Aim of the task: Without the images, output each record below as it stands.

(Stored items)
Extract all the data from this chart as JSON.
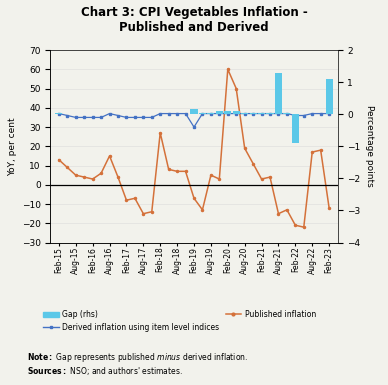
{
  "title": "Chart 3: CPI Vegetables Inflation -\nPublished and Derived",
  "ylabel_left": "YoY, per cent",
  "ylabel_right": "Percentage points",
  "ylim_left": [
    -30,
    70
  ],
  "ylim_right": [
    -4.0,
    2.0
  ],
  "yticks_left": [
    -30,
    -20,
    -10,
    0,
    10,
    20,
    30,
    40,
    50,
    60,
    70
  ],
  "yticks_right": [
    -4.0,
    -3.0,
    -2.0,
    -1.0,
    0.0,
    1.0,
    2.0
  ],
  "x_labels": [
    "Feb-15",
    "Aug-15",
    "Feb-16",
    "Aug-16",
    "Feb-17",
    "Aug-17",
    "Feb-18",
    "Aug-18",
    "Feb-19",
    "Aug-19",
    "Feb-20",
    "Aug-20",
    "Feb-21",
    "Aug-21",
    "Feb-22",
    "Aug-22",
    "Feb-23"
  ],
  "x_tick_positions": [
    0,
    6,
    12,
    18,
    24,
    30,
    36,
    42,
    48,
    54,
    60,
    66,
    72,
    78,
    84,
    90,
    96
  ],
  "published_inflation": [
    13,
    9,
    5,
    4,
    3,
    6,
    15,
    4,
    -8,
    -7,
    -15,
    -14,
    27,
    8,
    7,
    7,
    -7,
    -13,
    5,
    3,
    60,
    50,
    19,
    11,
    3,
    4,
    -15,
    -13,
    -21,
    -22,
    17,
    18,
    -12
  ],
  "derived_inflation": [
    37,
    36,
    35,
    35,
    35,
    35,
    37,
    36,
    35,
    35,
    35,
    35,
    37,
    37,
    37,
    37,
    30,
    37,
    37,
    37,
    37,
    37,
    37,
    37,
    37,
    37,
    37,
    37,
    36,
    36,
    37,
    37,
    37
  ],
  "gap_rhs": [
    0.05,
    0.0,
    0.0,
    0.0,
    0.0,
    0.0,
    0.0,
    0.0,
    0.0,
    0.0,
    0.0,
    0.0,
    0.0,
    0.0,
    0.0,
    0.0,
    0.15,
    0.05,
    0.05,
    0.1,
    0.1,
    0.1,
    0.05,
    0.05,
    0.05,
    0.05,
    1.3,
    0.05,
    -0.9,
    0.0,
    0.0,
    0.0,
    1.1
  ],
  "note_bold": "Note:",
  "note_text": " Gap represents published ",
  "note_italic": "minus",
  "note_end": " derived inflation.",
  "sources_bold": "Sources:",
  "sources_text": " NSO; and authors' estimates.",
  "bar_color": "#5bc8e8",
  "derived_color": "#4472c4",
  "published_color": "#d4713a",
  "background_color": "#f2f2ec"
}
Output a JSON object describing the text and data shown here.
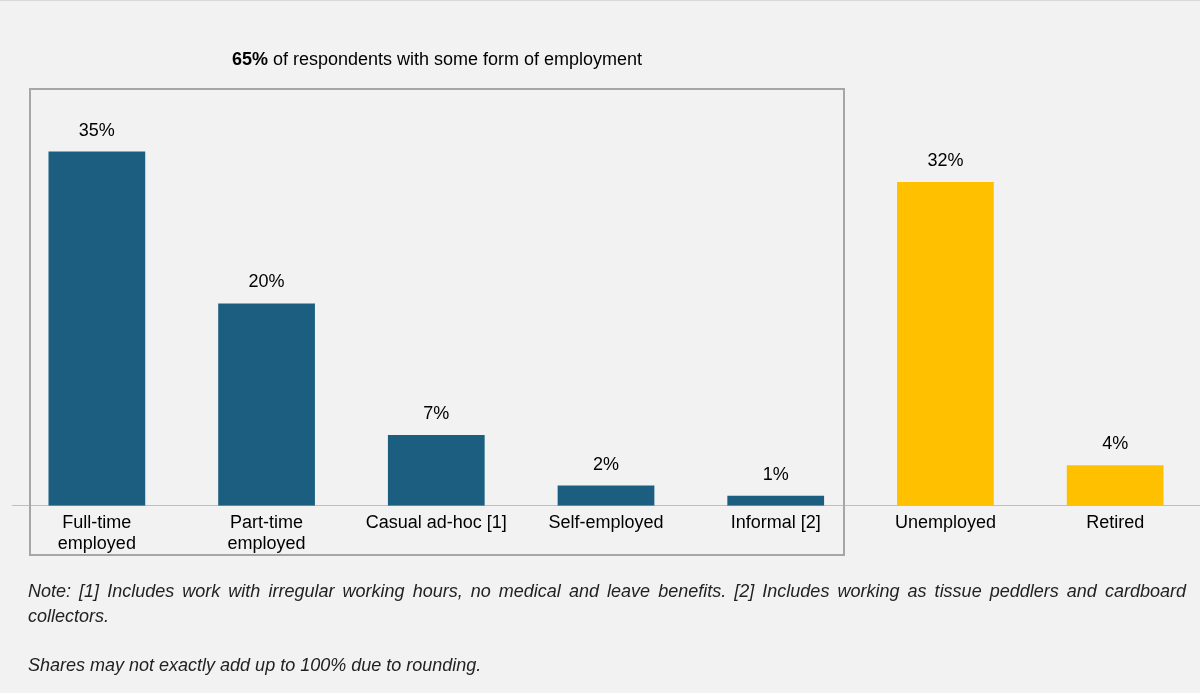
{
  "chart_data": {
    "type": "bar",
    "categories": [
      "Full-time employed",
      "Part-time employed",
      "Casual ad-hoc [1]",
      "Self-employed",
      "Informal [2]",
      "Unemployed",
      "Retired"
    ],
    "values": [
      35,
      20,
      7,
      2,
      1,
      32,
      4
    ],
    "colors": [
      "#1b5e7f",
      "#1b5e7f",
      "#1b5e7f",
      "#1b5e7f",
      "#1b5e7f",
      "#ffc000",
      "#ffc000"
    ],
    "value_labels": [
      "35%",
      "20%",
      "7%",
      "2%",
      "1%",
      "32%",
      "4%"
    ],
    "grid": false,
    "legend": false,
    "annotations": [
      "65% of respondents with some form of employment",
      "Note: [1] Includes work with irregular working hours, no medical and leave benefits. [2] Includes working as tissue peddlers and cardboard collectors.",
      "Shares may not exactly add up to 100% due to rounding."
    ]
  }
}
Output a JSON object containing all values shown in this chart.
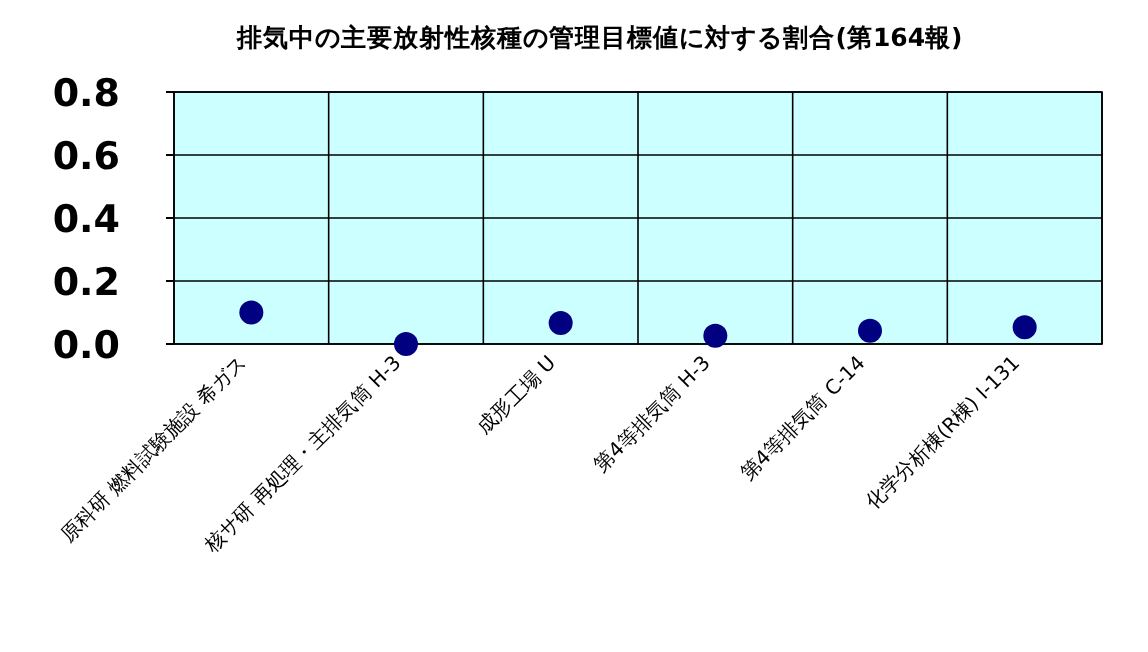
{
  "chart_data": {
    "type": "scatter",
    "title": "排気中の主要放射性核種の管理目標値に対する割合(第164報)",
    "categories": [
      "原科研 燃料試験施設 希ガス",
      "核サ研 再処理・主排気筒 H-3",
      "成形工場 U",
      "第4等排気筒 H-3",
      "第4等排気筒 C-14",
      "化学分析棟(R棟) I-131"
    ],
    "series": [
      {
        "color": "#000080",
        "values": [
          0.1,
          0.0,
          0.067,
          0.026,
          0.042,
          0.053
        ]
      }
    ],
    "ylim": [
      0,
      0.8
    ],
    "yticks": [
      {
        "value": 0,
        "label": "0.0"
      },
      {
        "value": 0.2,
        "label": "0.2"
      },
      {
        "value": 0.4,
        "label": "0.4"
      },
      {
        "value": 0.6,
        "label": "0.6"
      },
      {
        "value": 0.8,
        "label": "0.8"
      }
    ],
    "grid": true,
    "marker": "circle"
  }
}
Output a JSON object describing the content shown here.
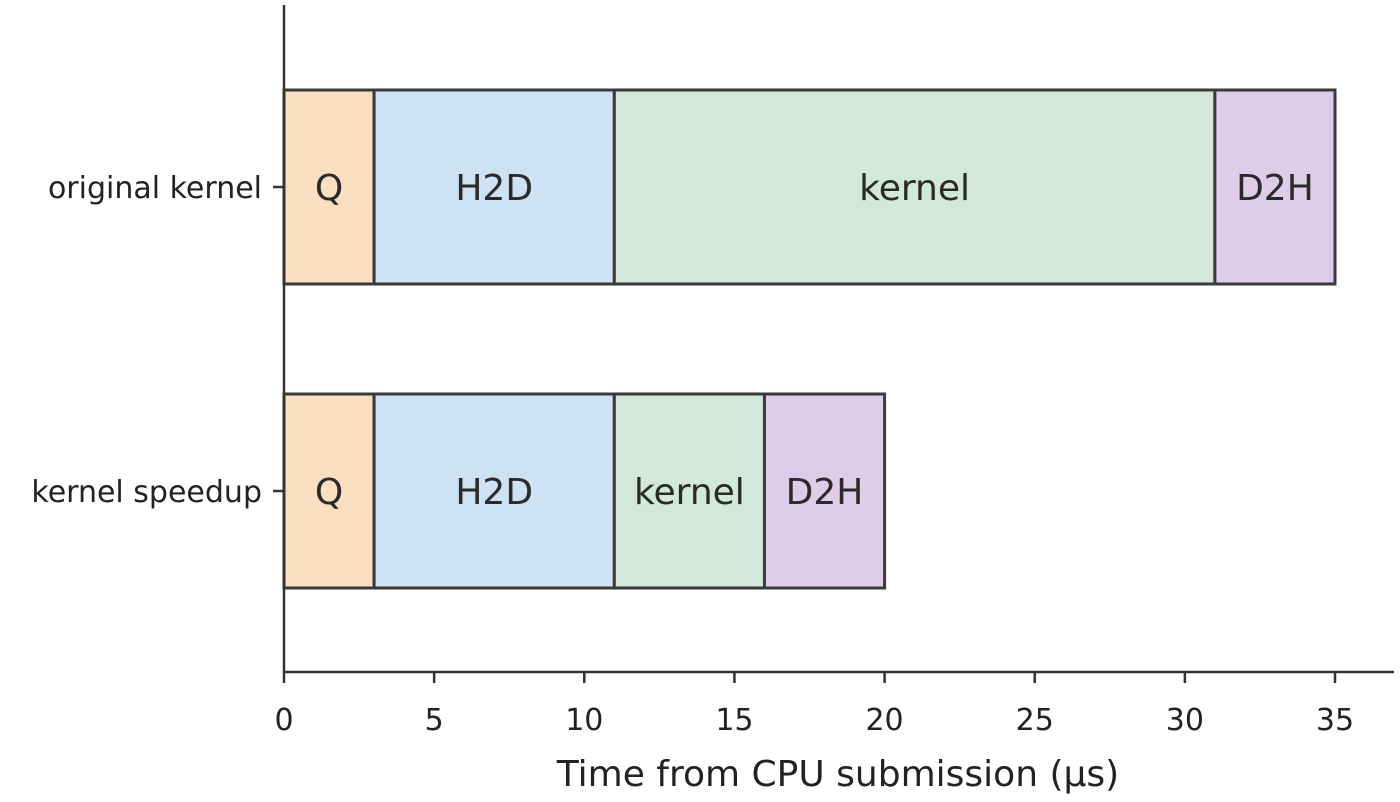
{
  "chart_data": {
    "type": "bar",
    "orientation": "horizontal",
    "stacked": true,
    "title": "",
    "xlabel": "Time from CPU submission (µs)",
    "ylabel": "",
    "xlim": [
      0,
      35
    ],
    "xticks": [
      0,
      5,
      10,
      15,
      20,
      25,
      30,
      35
    ],
    "grid": false,
    "legend": "none",
    "categories": [
      "original kernel",
      "kernel speedup"
    ],
    "rows": [
      {
        "category": "original kernel",
        "segments": [
          {
            "label": "Q",
            "start": 0,
            "end": 3,
            "color": "#f9dfc0"
          },
          {
            "label": "H2D",
            "start": 3,
            "end": 11,
            "color": "#cde2f2"
          },
          {
            "label": "kernel",
            "start": 11,
            "end": 31,
            "color": "#d2e8da"
          },
          {
            "label": "D2H",
            "start": 31,
            "end": 35,
            "color": "#decde8"
          }
        ]
      },
      {
        "category": "kernel speedup",
        "segments": [
          {
            "label": "Q",
            "start": 0,
            "end": 3,
            "color": "#f9dfc0"
          },
          {
            "label": "H2D",
            "start": 3,
            "end": 11,
            "color": "#cde2f2"
          },
          {
            "label": "kernel",
            "start": 11,
            "end": 16,
            "color": "#d2e8da"
          },
          {
            "label": "D2H",
            "start": 16,
            "end": 20,
            "color": "#decde8"
          }
        ]
      }
    ]
  }
}
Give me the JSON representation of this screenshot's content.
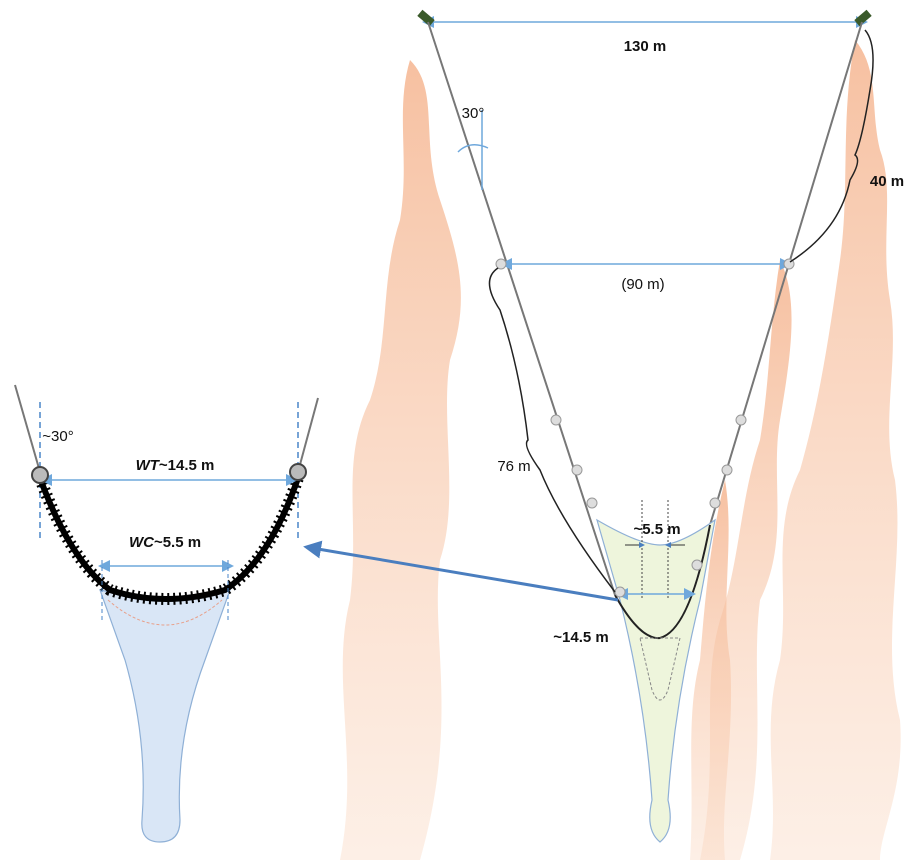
{
  "main_diagram": {
    "labels": {
      "door_spread": "130 m",
      "warp_angle": "30°",
      "bridle_length": "40 m",
      "wing_spread_upper": "(90 m)",
      "sweep_length": "76 m",
      "codend_width": "~5.5 m",
      "mouth_width": "~14.5 m"
    }
  },
  "detail_diagram": {
    "labels": {
      "angle": "~30°",
      "wt_symbol": "WT",
      "wt_value": "~14.5 m",
      "wc_symbol": "WC",
      "wc_value": "~5.5 m"
    }
  }
}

Reply:
Extract all the data from this chart as JSON.
{
  "title": "Chart 3: CPI Vegetables Inflation -\nPublished and Derived",
  "ylabel_left": "YoY, per cent",
  "ylabel_right": "Percentage points",
  "ylim_left": [
    -30,
    70
  ],
  "ylim_right": [
    -4.0,
    2.0
  ],
  "yticks_left": [
    -30,
    -20,
    -10,
    0,
    10,
    20,
    30,
    40,
    50,
    60,
    70
  ],
  "yticks_right": [
    -4.0,
    -3.0,
    -2.0,
    -1.0,
    0.0,
    1.0,
    2.0
  ],
  "x_labels": [
    "Feb-15",
    "Aug-15",
    "Feb-16",
    "Aug-16",
    "Feb-17",
    "Aug-17",
    "Feb-18",
    "Aug-18",
    "Feb-19",
    "Aug-19",
    "Feb-20",
    "Aug-20",
    "Feb-21",
    "Aug-21",
    "Feb-22",
    "Aug-22",
    "Feb-23"
  ],
  "x_tick_positions": [
    0,
    6,
    12,
    18,
    24,
    30,
    36,
    42,
    48,
    54,
    60,
    66,
    72,
    78,
    84,
    90,
    96
  ],
  "published_inflation": [
    13,
    9,
    5,
    4,
    3,
    6,
    15,
    4,
    -8,
    -7,
    -15,
    -14,
    27,
    8,
    7,
    7,
    -7,
    -13,
    5,
    3,
    60,
    50,
    19,
    11,
    3,
    4,
    -15,
    -13,
    -21,
    -22,
    17,
    18,
    -12
  ],
  "derived_inflation": [
    37,
    36,
    35,
    35,
    35,
    35,
    37,
    36,
    35,
    35,
    35,
    35,
    37,
    37,
    37,
    37,
    30,
    37,
    37,
    37,
    37,
    37,
    37,
    37,
    37,
    37,
    37,
    37,
    36,
    36,
    37,
    37,
    37
  ],
  "gap_rhs": [
    0.05,
    0.0,
    0.0,
    0.0,
    0.0,
    0.0,
    0.0,
    0.0,
    0.0,
    0.0,
    0.0,
    0.0,
    0.0,
    0.0,
    0.0,
    0.0,
    0.15,
    0.05,
    0.05,
    0.1,
    0.1,
    0.1,
    0.05,
    0.05,
    0.05,
    0.05,
    1.3,
    0.05,
    -0.9,
    0.0,
    0.0,
    0.0,
    1.1
  ],
  "note_bold": "Note:",
  "note_text": " Gap represents published ",
  "note_italic": "minus",
  "note_end": " derived inflation.",
  "sources_bold": "Sources:",
  "sources_text": " NSO; and authors' estimates.",
  "bar_color": "#5bc8e8",
  "derived_color": "#4472c4",
  "published_color": "#d4713a",
  "background_color": "#f2f2ec"
}
Output a JSON object describing the text and data shown here.
{
  "chart_data": {
    "type": "bar",
    "categories": [
      "Full-time employed",
      "Part-time employed",
      "Casual ad-hoc [1]",
      "Self-employed",
      "Informal [2]",
      "Unemployed",
      "Retired"
    ],
    "values": [
      35,
      20,
      7,
      2,
      1,
      32,
      4
    ],
    "colors": [
      "#1b5e7f",
      "#1b5e7f",
      "#1b5e7f",
      "#1b5e7f",
      "#1b5e7f",
      "#ffc000",
      "#ffc000"
    ],
    "value_labels": [
      "35%",
      "20%",
      "7%",
      "2%",
      "1%",
      "32%",
      "4%"
    ],
    "grid": false,
    "legend": false,
    "annotations": [
      "65% of respondents with some form of employment",
      "Note: [1] Includes work with irregular working hours, no medical and leave benefits. [2] Includes working as tissue peddlers and cardboard collectors.",
      "Shares may not exactly add up to 100% due to rounding."
    ]
  }
}
Output a JSON object containing all values shown in this chart.
{
  "chart_data": {
    "type": "scatter",
    "title": "排気中の主要放射性核種の管理目標値に対する割合(第164報)",
    "categories": [
      "原科研 燃料試験施設 希ガス",
      "核サ研 再処理・主排気筒 H-3",
      "成形工場 U",
      "第4等排気筒 H-3",
      "第4等排気筒 C-14",
      "化学分析棟(R棟) I-131"
    ],
    "series": [
      {
        "color": "#000080",
        "values": [
          0.1,
          0.0,
          0.067,
          0.026,
          0.042,
          0.053
        ]
      }
    ],
    "ylim": [
      0,
      0.8
    ],
    "yticks": [
      {
        "value": 0,
        "label": "0.0"
      },
      {
        "value": 0.2,
        "label": "0.2"
      },
      {
        "value": 0.4,
        "label": "0.4"
      },
      {
        "value": 0.6,
        "label": "0.6"
      },
      {
        "value": 0.8,
        "label": "0.8"
      }
    ],
    "grid": true,
    "marker": "circle"
  }
}
Output a JSON object describing the content shown here.
{
  "chart_data": {
    "type": "bar",
    "orientation": "horizontal",
    "stacked": true,
    "title": "",
    "xlabel": "Time from CPU submission (µs)",
    "ylabel": "",
    "xlim": [
      0,
      35
    ],
    "xticks": [
      0,
      5,
      10,
      15,
      20,
      25,
      30,
      35
    ],
    "grid": false,
    "legend": "none",
    "categories": [
      "original kernel",
      "kernel speedup"
    ],
    "rows": [
      {
        "category": "original kernel",
        "segments": [
          {
            "label": "Q",
            "start": 0,
            "end": 3,
            "color": "#f9dfc0"
          },
          {
            "label": "H2D",
            "start": 3,
            "end": 11,
            "color": "#cde2f2"
          },
          {
            "label": "kernel",
            "start": 11,
            "end": 31,
            "color": "#d2e8da"
          },
          {
            "label": "D2H",
            "start": 31,
            "end": 35,
            "color": "#decde8"
          }
        ]
      },
      {
        "category": "kernel speedup",
        "segments": [
          {
            "label": "Q",
            "start": 0,
            "end": 3,
            "color": "#f9dfc0"
          },
          {
            "label": "H2D",
            "start": 3,
            "end": 11,
            "color": "#cde2f2"
          },
          {
            "label": "kernel",
            "start": 11,
            "end": 16,
            "color": "#d2e8da"
          },
          {
            "label": "D2H",
            "start": 16,
            "end": 20,
            "color": "#decde8"
          }
        ]
      }
    ]
  }
}
Give me the JSON representation of this screenshot's content.
{
  "main_diagram": {
    "labels": {
      "door_spread": "130 m",
      "warp_angle": "30°",
      "bridle_length": "40 m",
      "wing_spread_upper": "(90 m)",
      "sweep_length": "76 m",
      "codend_width": "~5.5 m",
      "mouth_width": "~14.5 m"
    }
  },
  "detail_diagram": {
    "labels": {
      "angle": "~30°",
      "wt_symbol": "WT",
      "wt_value": "~14.5 m",
      "wc_symbol": "WC",
      "wc_value": "~5.5 m"
    }
  }
}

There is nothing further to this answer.